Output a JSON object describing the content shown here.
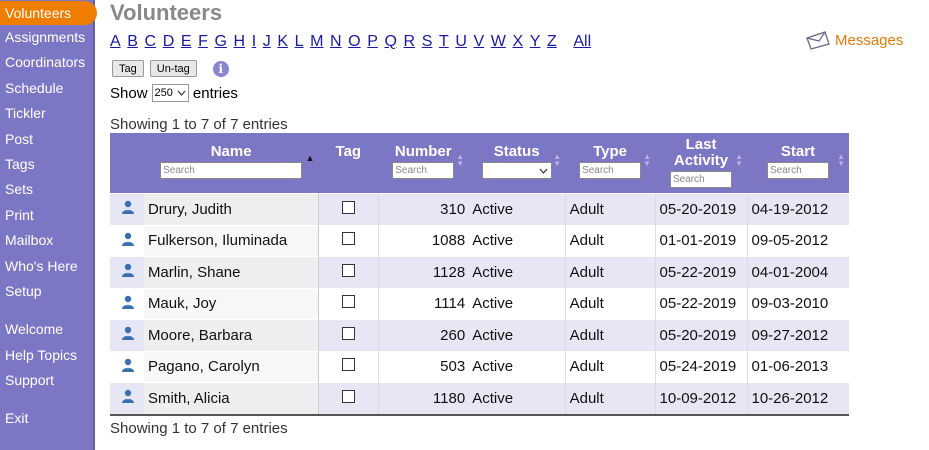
{
  "sidebar": {
    "items": [
      "Volunteers",
      "Assignments",
      "Coordinators",
      "Schedule",
      "Tickler",
      "Post",
      "Tags",
      "Sets",
      "Print",
      "Mailbox",
      "Who's Here",
      "Setup"
    ],
    "items2": [
      "Welcome",
      "Help Topics",
      "Support"
    ],
    "exit": "Exit",
    "accent": "#ef7d00"
  },
  "page": {
    "title": "Volunteers",
    "letters": [
      "A",
      "B",
      "C",
      "D",
      "E",
      "F",
      "G",
      "H",
      "I",
      "J",
      "K",
      "L",
      "M",
      "N",
      "O",
      "P",
      "Q",
      "R",
      "S",
      "T",
      "U",
      "V",
      "W",
      "X",
      "Y",
      "Z"
    ],
    "all_label": "All",
    "messages_label": "Messages",
    "tag_button": "Tag",
    "untag_button": "Un-tag",
    "info_glyph": "i",
    "show_label": "Show",
    "entries_value": "250",
    "entries_label": "entries",
    "info_text": "Showing 1 to 7 of 7 entries"
  },
  "table": {
    "headers": {
      "name": "Name",
      "tag": "Tag",
      "number": "Number",
      "status": "Status",
      "type": "Type",
      "last1": "Last",
      "last2": "Activity",
      "start": "Start"
    },
    "search_placeholder": "Search",
    "rows": [
      {
        "name": "Drury, Judith",
        "number": "310",
        "status": "Active",
        "type": "Adult",
        "last": "05-20-2019",
        "start": "04-19-2012"
      },
      {
        "name": "Fulkerson, Iluminada",
        "number": "1088",
        "status": "Active",
        "type": "Adult",
        "last": "01-01-2019",
        "start": "09-05-2012"
      },
      {
        "name": "Marlin, Shane",
        "number": "1128",
        "status": "Active",
        "type": "Adult",
        "last": "05-22-2019",
        "start": "04-01-2004"
      },
      {
        "name": "Mauk, Joy",
        "number": "1114",
        "status": "Active",
        "type": "Adult",
        "last": "05-22-2019",
        "start": "09-03-2010"
      },
      {
        "name": "Moore, Barbara",
        "number": "260",
        "status": "Active",
        "type": "Adult",
        "last": "05-20-2019",
        "start": "09-27-2012"
      },
      {
        "name": "Pagano, Carolyn",
        "number": "503",
        "status": "Active",
        "type": "Adult",
        "last": "05-24-2019",
        "start": "01-06-2013"
      },
      {
        "name": "Smith, Alicia",
        "number": "1180",
        "status": "Active",
        "type": "Adult",
        "last": "10-09-2012",
        "start": "10-26-2012"
      }
    ]
  }
}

::::

Repeat each record exactly as shown above, dropping all images.

Completed task =
Output a JSON object describing the content shown here.
{
  "sidebar": {
    "items": [
      "Volunteers",
      "Assignments",
      "Coordinators",
      "Schedule",
      "Tickler",
      "Post",
      "Tags",
      "Sets",
      "Print",
      "Mailbox",
      "Who's Here",
      "Setup"
    ],
    "items2": [
      "Welcome",
      "Help Topics",
      "Support"
    ],
    "exit": "Exit",
    "accent": "#ef7d00"
  },
  "page": {
    "title": "Volunteers",
    "letters": [
      "A",
      "B",
      "C",
      "D",
      "E",
      "F",
      "G",
      "H",
      "I",
      "J",
      "K",
      "L",
      "M",
      "N",
      "O",
      "P",
      "Q",
      "R",
      "S",
      "T",
      "U",
      "V",
      "W",
      "X",
      "Y",
      "Z"
    ],
    "all_label": "All",
    "messages_label": "Messages",
    "tag_button": "Tag",
    "untag_button": "Un-tag",
    "info_glyph": "i",
    "show_label": "Show",
    "entries_value": "250",
    "entries_label": "entries",
    "info_text": "Showing 1 to 7 of 7 entries"
  },
  "table": {
    "headers": {
      "name": "Name",
      "tag": "Tag",
      "number": "Number",
      "status": "Status",
      "type": "Type",
      "last1": "Last",
      "last2": "Activity",
      "start": "Start"
    },
    "search_placeholder": "Search",
    "rows": [
      {
        "name": "Drury, Judith",
        "number": "310",
        "status": "Active",
        "type": "Adult",
        "last": "05-20-2019",
        "start": "04-19-2012"
      },
      {
        "name": "Fulkerson, Iluminada",
        "number": "1088",
        "status": "Active",
        "type": "Adult",
        "last": "01-01-2019",
        "start": "09-05-2012"
      },
      {
        "name": "Marlin, Shane",
        "number": "1128",
        "status": "Active",
        "type": "Adult",
        "last": "05-22-2019",
        "start": "04-01-2004"
      },
      {
        "name": "Mauk, Joy",
        "number": "1114",
        "status": "Active",
        "type": "Adult",
        "last": "05-22-2019",
        "start": "09-03-2010"
      },
      {
        "name": "Moore, Barbara",
        "number": "260",
        "status": "Active",
        "type": "Adult",
        "last": "05-20-2019",
        "start": "09-27-2012"
      },
      {
        "name": "Pagano, Carolyn",
        "number": "503",
        "status": "Active",
        "type": "Adult",
        "last": "05-24-2019",
        "start": "01-06-2013"
      },
      {
        "name": "Smith, Alicia",
        "number": "1180",
        "status": "Active",
        "type": "Adult",
        "last": "10-09-2012",
        "start": "10-26-2012"
      }
    ]
  }
}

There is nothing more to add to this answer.